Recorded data
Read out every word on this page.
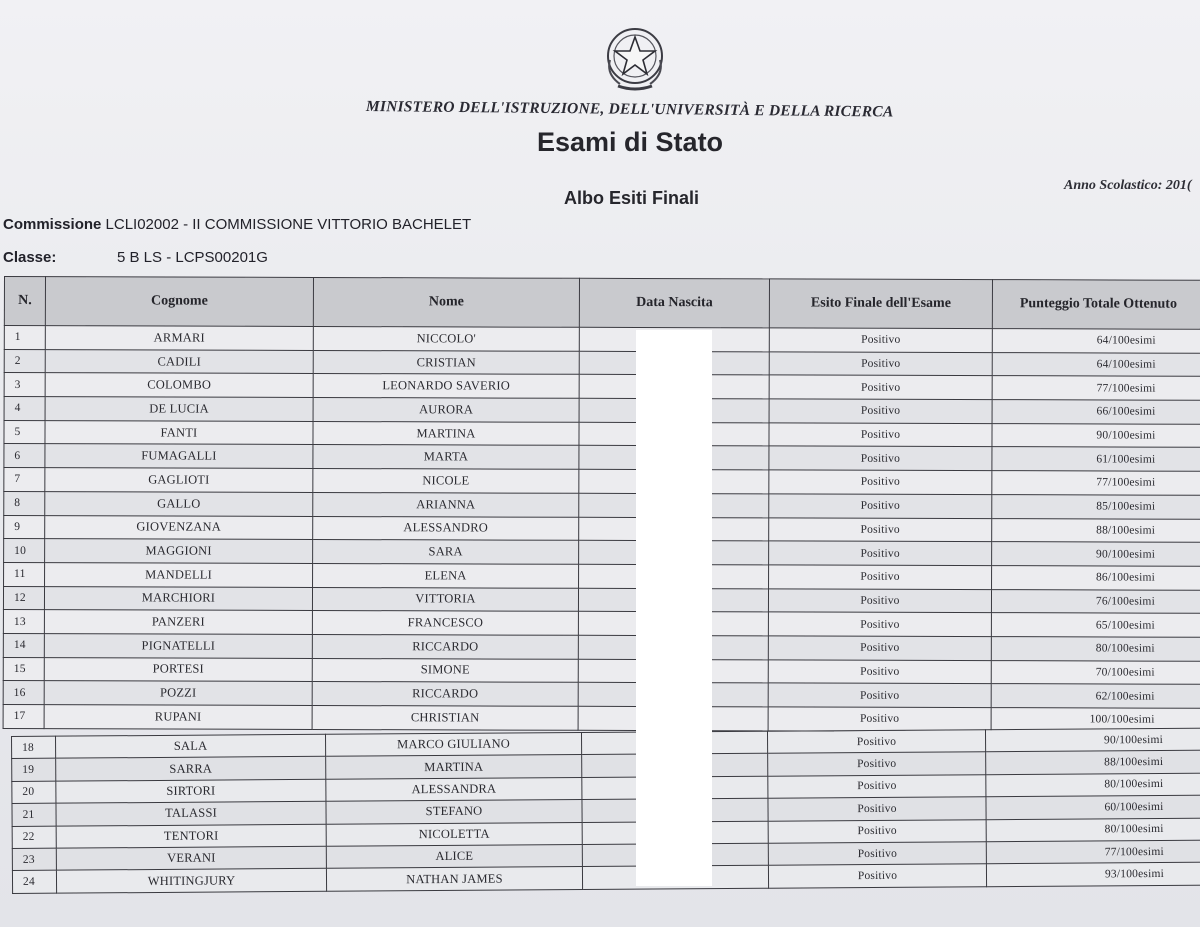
MINISTERO DELL'ISTRUZIONE, DELL'UNIVERSITÀ E DELLA RICERCA
Esami di Stato
Anno Scolastico: 201(
Albo Esiti Finali
Commissione LCLI02002 - II COMMISSIONE VITTORIO BACHELET
Classe:	5 B LS - LCPS00201G
N.	Cognome	Nome	Data Nascita	Esito Finale dell'Esame	Punteggio Totale Ottenuto
1	ARMARI	NICCOLO'		Positivo	64/100esimi
2	CADILI	CRISTIAN		Positivo	64/100esimi
3	COLOMBO	LEONARDO SAVERIO		Positivo	77/100esimi
4	DE LUCIA	AURORA		Positivo	66/100esimi
5	FANTI	MARTINA		Positivo	90/100esimi
6	FUMAGALLI	MARTA		Positivo	61/100esimi
7	GAGLIOTI	NICOLE		Positivo	77/100esimi
8	GALLO	ARIANNA		Positivo	85/100esimi
9	GIOVENZANA	ALESSANDRO		Positivo	88/100esimi
10	MAGGIONI	SARA		Positivo	90/100esimi
11	MANDELLI	ELENA		Positivo	86/100esimi
12	MARCHIORI	VITTORIA		Positivo	76/100esimi
13	PANZERI	FRANCESCO		Positivo	65/100esimi
14	PIGNATELLI	RICCARDO		Positivo	80/100esimi
15	PORTESI	SIMONE		Positivo	70/100esimi
16	POZZI	RICCARDO		Positivo	62/100esimi
17	RUPANI	CHRISTIAN		Positivo	100/100esimi
18	SALA	MARCO GIULIANO		Positivo	90/100esimi
19	SARRA	MARTINA		Positivo	88/100esimi
20	SIRTORI	ALESSANDRA		Positivo	80/100esimi
21	TALASSI	STEFANO		Positivo	60/100esimi
22	TENTORI	NICOLETTA		Positivo	80/100esimi
23	VERANI	ALICE		Positivo	77/100esimi
24	WHITINGJURY	NATHAN JAMES		Positivo	93/100esimi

> _WRITTEN INSTRUCTION_
Count how many lines above include the word "RICCARDO" and answer with that figure only.

> _FULL SOLUTION_
2